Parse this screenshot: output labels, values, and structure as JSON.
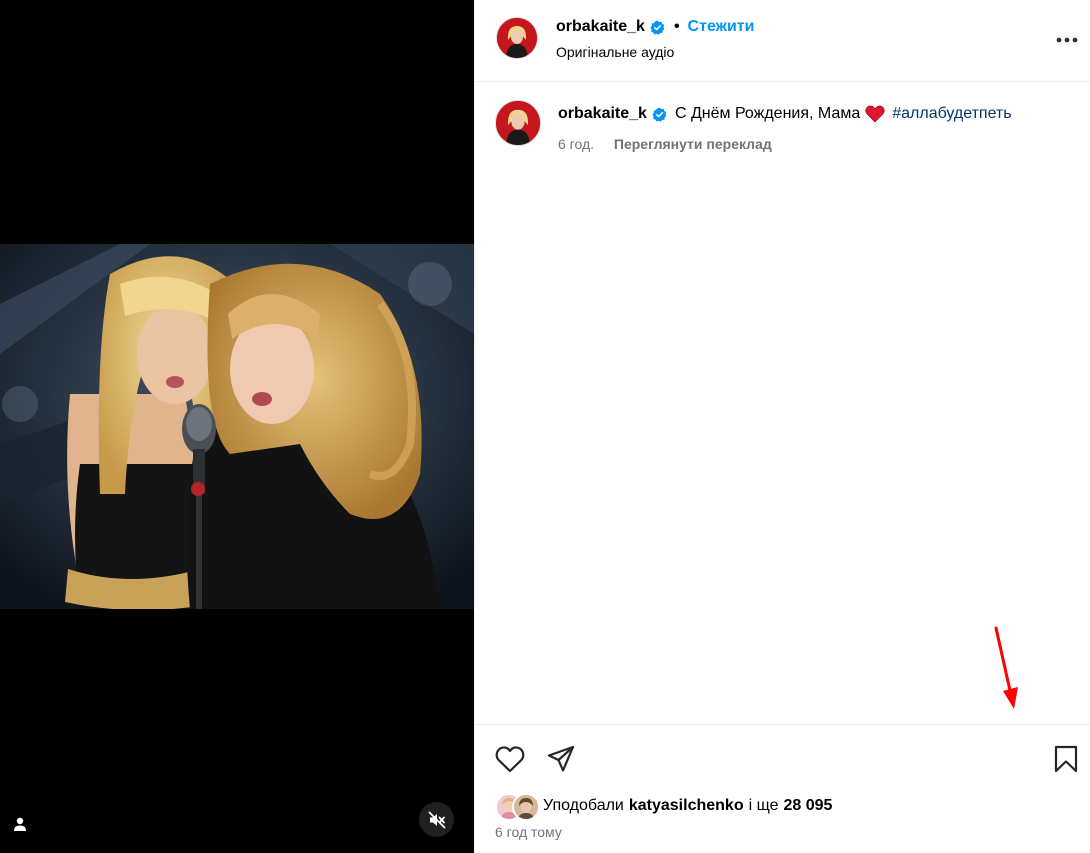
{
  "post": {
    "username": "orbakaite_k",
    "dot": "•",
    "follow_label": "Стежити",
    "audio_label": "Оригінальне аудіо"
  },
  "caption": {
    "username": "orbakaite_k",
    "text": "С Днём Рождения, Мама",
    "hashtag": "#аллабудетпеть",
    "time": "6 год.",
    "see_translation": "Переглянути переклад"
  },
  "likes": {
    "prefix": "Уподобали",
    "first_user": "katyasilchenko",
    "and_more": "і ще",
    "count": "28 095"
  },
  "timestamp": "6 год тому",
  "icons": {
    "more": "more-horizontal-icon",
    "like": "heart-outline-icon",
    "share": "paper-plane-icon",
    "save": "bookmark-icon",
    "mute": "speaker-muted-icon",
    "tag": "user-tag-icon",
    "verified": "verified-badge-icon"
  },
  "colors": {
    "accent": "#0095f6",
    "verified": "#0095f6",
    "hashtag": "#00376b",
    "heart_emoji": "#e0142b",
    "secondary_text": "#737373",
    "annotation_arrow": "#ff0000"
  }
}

──────────

» DIRECTION: Show every line of the listing in which the string "hashtag" can be found.

» TASK OUTPUT:
    "hashtag": "#аллабудетпеть",
    "hashtag": "#00376b",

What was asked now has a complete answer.